* **DO THIS**
Give the number of lines that contain the string "BITFINEX", and nothing else.

* **SUPPLIED INFORMATION**
-----
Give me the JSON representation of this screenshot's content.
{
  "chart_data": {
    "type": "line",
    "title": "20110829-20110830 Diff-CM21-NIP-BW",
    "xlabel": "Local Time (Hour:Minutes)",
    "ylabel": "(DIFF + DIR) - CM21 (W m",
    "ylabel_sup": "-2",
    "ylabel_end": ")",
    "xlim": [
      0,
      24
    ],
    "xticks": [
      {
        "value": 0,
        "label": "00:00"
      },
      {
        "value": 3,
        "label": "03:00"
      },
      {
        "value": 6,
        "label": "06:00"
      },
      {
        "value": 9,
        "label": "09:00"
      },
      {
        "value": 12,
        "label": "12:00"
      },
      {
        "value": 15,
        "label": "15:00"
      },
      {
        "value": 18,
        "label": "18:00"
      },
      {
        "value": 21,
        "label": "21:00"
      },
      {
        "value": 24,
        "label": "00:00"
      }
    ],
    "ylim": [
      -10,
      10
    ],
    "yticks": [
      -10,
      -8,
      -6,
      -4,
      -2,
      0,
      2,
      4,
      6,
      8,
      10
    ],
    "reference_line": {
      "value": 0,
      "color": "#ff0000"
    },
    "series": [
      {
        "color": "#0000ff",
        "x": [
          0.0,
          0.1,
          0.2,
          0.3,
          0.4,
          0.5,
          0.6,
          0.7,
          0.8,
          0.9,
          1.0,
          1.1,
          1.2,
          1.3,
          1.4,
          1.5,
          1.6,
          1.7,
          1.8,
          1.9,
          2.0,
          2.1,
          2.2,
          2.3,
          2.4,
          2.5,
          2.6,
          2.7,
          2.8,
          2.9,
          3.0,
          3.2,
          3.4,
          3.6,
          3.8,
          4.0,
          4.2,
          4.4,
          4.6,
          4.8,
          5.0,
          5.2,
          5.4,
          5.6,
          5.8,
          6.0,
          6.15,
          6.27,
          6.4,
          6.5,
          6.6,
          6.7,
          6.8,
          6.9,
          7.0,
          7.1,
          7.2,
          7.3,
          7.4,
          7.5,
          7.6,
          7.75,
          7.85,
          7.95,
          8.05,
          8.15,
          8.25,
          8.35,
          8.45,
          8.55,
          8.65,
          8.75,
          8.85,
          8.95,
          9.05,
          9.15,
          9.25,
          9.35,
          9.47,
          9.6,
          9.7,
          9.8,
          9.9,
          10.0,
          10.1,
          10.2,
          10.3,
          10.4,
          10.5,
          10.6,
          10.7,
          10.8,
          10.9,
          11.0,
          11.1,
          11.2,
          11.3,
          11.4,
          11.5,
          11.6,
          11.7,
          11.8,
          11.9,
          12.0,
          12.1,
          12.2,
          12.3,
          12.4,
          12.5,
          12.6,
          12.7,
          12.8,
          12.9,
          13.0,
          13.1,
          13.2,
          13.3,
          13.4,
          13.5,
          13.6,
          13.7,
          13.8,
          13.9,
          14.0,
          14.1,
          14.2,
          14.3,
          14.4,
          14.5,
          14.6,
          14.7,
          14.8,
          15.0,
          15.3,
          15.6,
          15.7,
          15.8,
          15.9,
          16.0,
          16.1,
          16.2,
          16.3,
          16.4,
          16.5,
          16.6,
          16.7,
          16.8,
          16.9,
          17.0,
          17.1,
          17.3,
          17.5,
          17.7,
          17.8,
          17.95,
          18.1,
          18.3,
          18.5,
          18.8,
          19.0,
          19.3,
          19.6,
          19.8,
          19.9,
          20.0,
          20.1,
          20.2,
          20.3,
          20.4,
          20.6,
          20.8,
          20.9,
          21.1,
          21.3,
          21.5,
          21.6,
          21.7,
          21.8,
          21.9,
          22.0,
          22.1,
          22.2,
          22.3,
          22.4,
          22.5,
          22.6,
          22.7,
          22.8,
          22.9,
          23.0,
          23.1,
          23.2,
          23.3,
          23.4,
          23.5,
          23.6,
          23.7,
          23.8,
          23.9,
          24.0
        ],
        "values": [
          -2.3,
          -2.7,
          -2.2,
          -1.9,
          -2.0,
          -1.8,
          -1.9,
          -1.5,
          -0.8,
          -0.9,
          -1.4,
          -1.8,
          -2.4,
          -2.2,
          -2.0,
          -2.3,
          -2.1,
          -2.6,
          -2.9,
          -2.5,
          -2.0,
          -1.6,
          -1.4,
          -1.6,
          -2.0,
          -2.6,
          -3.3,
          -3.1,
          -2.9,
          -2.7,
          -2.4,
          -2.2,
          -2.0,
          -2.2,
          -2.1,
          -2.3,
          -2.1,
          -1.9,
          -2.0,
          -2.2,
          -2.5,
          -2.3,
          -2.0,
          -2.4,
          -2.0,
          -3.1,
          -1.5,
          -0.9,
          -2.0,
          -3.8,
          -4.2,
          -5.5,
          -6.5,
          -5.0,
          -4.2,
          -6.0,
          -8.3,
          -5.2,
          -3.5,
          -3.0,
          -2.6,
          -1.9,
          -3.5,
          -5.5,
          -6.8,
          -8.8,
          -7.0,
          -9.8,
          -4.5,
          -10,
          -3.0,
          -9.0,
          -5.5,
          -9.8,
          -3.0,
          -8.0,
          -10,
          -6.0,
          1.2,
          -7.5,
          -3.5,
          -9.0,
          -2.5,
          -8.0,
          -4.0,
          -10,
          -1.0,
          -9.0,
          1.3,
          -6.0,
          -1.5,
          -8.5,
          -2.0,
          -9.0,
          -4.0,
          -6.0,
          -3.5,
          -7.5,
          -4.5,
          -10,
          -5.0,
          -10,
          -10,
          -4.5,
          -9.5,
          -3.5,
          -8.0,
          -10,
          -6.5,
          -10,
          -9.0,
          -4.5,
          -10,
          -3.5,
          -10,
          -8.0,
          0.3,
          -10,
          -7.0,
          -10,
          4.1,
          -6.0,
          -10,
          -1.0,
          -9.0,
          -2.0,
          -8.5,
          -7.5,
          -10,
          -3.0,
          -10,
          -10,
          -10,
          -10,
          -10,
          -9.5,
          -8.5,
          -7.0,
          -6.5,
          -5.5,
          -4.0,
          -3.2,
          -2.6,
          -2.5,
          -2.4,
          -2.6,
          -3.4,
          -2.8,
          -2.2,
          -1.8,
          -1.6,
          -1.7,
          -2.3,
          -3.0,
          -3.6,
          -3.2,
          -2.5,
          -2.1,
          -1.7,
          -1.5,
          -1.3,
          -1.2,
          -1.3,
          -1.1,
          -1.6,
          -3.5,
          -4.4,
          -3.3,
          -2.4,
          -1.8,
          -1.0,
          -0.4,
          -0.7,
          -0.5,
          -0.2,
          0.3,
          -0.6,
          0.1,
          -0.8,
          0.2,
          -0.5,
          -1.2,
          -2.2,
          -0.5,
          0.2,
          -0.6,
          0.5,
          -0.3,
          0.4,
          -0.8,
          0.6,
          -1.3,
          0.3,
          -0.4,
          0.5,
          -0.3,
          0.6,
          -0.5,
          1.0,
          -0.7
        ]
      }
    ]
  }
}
-----
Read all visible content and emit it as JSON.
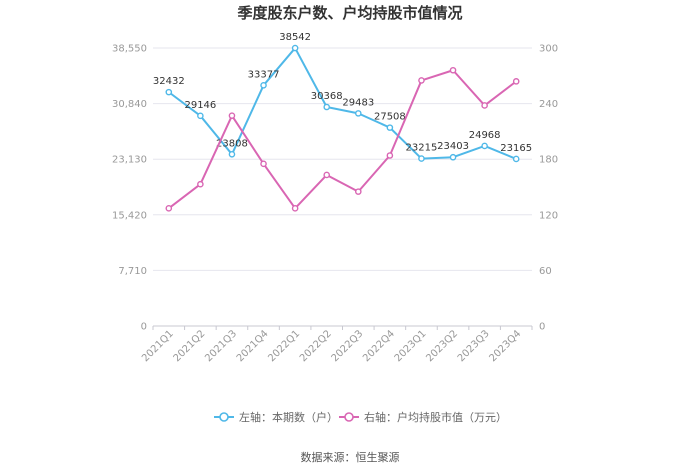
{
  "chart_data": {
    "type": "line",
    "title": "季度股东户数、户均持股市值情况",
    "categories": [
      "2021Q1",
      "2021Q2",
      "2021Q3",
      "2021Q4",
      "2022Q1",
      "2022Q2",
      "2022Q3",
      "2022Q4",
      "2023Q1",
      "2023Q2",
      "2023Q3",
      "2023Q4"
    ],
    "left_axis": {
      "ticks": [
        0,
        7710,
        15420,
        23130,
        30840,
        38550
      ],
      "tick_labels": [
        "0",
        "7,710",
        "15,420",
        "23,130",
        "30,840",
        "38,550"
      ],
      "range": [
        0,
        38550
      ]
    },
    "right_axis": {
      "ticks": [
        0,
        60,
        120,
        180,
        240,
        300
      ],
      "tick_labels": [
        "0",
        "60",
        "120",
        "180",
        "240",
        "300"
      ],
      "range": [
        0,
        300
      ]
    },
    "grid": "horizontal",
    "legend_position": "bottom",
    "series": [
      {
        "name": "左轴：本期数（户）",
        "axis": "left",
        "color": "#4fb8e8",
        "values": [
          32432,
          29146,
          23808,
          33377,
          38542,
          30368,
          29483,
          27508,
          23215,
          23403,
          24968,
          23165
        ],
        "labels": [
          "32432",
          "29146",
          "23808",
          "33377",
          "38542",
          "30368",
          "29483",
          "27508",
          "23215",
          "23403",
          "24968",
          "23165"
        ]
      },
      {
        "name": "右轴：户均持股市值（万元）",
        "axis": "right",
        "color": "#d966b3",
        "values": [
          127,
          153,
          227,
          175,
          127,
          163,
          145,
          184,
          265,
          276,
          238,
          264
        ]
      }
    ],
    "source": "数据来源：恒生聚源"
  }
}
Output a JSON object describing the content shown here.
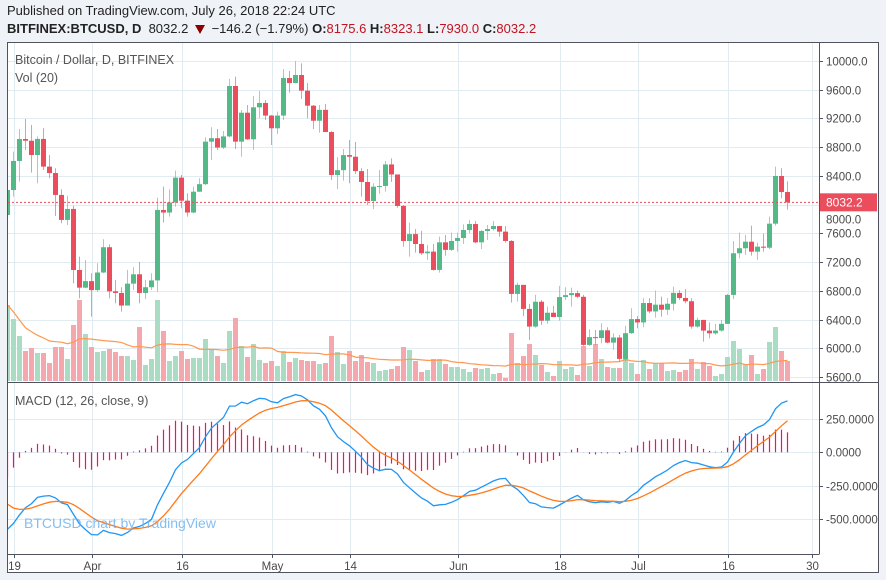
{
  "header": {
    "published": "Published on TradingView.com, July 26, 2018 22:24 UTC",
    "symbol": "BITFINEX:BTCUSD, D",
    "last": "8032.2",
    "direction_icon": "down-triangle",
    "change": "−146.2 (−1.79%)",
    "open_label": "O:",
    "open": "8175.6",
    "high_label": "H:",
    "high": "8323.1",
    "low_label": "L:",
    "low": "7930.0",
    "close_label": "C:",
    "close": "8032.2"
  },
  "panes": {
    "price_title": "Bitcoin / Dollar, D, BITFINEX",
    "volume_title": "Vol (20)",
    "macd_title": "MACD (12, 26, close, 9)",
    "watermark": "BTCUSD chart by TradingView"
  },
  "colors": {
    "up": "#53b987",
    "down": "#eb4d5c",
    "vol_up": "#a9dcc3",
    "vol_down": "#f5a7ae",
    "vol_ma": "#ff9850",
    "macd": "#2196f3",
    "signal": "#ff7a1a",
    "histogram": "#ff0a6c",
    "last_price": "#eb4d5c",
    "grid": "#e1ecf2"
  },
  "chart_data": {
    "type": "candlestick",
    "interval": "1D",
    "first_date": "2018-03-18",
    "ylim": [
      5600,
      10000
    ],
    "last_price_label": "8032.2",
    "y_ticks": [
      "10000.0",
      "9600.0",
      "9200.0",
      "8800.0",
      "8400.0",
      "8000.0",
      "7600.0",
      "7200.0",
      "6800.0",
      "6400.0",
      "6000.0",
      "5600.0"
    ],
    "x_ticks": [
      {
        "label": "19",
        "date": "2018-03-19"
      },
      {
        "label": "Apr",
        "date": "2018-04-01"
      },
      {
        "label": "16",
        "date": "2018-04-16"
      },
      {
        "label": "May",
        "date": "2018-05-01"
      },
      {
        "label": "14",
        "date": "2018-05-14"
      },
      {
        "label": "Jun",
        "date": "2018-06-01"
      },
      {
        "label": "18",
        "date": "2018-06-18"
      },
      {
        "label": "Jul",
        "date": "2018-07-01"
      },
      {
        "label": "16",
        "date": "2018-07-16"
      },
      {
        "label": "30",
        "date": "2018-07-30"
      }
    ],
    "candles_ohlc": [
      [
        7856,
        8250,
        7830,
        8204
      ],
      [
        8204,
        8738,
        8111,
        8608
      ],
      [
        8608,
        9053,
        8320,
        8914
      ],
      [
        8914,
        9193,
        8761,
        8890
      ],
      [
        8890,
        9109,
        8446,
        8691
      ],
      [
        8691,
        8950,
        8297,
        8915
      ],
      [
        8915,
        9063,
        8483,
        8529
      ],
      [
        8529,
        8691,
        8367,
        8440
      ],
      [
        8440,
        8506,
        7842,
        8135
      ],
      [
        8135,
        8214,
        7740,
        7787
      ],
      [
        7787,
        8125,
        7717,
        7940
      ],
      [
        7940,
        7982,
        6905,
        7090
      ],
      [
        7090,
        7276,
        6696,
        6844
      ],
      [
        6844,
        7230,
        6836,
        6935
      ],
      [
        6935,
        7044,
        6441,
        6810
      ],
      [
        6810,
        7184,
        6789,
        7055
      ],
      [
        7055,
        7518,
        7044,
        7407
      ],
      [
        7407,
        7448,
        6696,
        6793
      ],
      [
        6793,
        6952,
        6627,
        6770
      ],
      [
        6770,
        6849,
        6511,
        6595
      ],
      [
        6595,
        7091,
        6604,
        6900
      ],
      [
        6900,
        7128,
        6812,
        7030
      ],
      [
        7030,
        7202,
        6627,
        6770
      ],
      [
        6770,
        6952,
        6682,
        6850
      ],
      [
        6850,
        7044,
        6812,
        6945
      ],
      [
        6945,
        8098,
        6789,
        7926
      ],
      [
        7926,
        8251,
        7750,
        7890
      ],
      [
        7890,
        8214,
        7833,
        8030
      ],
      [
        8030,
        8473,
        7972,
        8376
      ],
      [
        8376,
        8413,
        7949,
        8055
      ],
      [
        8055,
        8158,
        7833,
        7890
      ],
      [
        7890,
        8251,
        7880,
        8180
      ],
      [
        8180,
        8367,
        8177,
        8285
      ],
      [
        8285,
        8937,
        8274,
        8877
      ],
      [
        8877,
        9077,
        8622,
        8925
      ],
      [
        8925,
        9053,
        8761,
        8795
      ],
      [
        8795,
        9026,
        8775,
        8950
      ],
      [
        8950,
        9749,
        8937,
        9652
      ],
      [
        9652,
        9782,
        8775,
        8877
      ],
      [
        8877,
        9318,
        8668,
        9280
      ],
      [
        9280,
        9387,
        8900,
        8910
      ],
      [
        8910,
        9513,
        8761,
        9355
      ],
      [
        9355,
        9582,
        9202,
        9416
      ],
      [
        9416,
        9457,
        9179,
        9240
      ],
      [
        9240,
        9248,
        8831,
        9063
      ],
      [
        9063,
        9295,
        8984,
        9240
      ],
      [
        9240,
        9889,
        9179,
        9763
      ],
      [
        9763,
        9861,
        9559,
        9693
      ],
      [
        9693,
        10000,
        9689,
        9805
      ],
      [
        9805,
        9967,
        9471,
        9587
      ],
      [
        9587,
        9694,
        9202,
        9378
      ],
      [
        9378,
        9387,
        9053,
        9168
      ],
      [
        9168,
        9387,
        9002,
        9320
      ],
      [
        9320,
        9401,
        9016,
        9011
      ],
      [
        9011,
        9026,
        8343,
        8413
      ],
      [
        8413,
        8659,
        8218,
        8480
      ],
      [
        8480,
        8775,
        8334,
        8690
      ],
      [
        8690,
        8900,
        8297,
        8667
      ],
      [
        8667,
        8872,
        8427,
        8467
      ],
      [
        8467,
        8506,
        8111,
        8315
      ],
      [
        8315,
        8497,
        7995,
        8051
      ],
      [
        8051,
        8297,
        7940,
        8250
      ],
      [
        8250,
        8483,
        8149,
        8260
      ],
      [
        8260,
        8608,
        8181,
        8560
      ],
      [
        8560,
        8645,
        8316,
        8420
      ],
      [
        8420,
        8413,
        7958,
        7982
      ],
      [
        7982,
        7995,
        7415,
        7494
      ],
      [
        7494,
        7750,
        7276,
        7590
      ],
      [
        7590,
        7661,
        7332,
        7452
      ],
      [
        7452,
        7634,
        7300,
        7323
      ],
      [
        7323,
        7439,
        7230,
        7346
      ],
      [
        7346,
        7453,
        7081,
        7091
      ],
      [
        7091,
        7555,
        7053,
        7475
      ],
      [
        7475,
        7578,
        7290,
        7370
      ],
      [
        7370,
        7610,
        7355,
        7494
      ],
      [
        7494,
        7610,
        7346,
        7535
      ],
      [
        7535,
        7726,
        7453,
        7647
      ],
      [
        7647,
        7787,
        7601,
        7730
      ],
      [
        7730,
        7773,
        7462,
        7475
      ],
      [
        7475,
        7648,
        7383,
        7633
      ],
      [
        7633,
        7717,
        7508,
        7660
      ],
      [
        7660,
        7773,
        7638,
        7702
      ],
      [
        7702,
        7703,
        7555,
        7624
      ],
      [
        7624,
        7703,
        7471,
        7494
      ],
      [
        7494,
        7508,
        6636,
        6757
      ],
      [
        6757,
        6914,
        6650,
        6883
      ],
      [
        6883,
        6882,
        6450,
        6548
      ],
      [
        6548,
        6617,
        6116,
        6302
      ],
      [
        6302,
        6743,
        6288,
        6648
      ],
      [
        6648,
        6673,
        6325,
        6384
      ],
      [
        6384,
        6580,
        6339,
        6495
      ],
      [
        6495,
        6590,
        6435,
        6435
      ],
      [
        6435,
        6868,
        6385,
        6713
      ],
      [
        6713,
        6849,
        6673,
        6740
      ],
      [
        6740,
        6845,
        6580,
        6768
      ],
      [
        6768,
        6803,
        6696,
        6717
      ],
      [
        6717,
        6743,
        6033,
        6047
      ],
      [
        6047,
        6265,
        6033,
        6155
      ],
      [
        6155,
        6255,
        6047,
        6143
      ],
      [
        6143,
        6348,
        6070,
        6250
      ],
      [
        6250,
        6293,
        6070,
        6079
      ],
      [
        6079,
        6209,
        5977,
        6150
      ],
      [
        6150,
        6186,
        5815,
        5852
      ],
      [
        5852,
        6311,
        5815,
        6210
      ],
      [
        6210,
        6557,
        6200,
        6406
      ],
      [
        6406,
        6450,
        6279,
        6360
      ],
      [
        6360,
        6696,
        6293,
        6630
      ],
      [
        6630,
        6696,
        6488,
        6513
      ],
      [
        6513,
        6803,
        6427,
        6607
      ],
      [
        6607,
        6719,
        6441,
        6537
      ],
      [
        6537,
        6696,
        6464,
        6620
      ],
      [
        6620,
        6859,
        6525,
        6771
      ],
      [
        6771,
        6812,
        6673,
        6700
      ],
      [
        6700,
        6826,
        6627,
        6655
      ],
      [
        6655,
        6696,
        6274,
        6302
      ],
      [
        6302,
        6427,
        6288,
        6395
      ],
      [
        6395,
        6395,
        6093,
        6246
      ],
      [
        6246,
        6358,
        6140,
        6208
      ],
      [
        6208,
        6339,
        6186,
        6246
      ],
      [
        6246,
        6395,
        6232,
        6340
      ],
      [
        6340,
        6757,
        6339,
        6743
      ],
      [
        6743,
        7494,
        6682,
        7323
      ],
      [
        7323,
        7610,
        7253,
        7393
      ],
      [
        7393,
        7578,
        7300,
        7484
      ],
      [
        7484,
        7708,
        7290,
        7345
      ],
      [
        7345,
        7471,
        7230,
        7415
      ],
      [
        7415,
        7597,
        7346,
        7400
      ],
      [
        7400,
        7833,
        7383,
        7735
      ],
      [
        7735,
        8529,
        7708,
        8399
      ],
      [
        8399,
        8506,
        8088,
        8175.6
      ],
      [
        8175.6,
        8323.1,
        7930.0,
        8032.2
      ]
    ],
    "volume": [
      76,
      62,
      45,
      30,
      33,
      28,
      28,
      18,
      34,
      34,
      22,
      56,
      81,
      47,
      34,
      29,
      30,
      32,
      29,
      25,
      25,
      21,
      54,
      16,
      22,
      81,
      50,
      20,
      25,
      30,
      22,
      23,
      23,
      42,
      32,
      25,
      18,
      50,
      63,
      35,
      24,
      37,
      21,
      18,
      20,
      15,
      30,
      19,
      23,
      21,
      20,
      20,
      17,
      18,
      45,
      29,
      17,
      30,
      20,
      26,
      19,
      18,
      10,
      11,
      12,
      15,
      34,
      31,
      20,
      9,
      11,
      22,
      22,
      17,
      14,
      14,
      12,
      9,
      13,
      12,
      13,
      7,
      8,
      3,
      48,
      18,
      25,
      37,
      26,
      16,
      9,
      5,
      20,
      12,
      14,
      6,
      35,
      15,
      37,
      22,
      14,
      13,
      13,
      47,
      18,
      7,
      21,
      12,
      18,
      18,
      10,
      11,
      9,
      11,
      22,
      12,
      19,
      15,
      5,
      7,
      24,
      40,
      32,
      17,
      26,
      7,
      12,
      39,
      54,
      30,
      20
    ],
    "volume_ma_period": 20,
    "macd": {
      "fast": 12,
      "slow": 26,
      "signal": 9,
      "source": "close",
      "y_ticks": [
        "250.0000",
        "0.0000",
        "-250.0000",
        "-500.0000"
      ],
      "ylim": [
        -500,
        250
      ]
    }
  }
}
-----
* **SOLVED PROBLEM**
2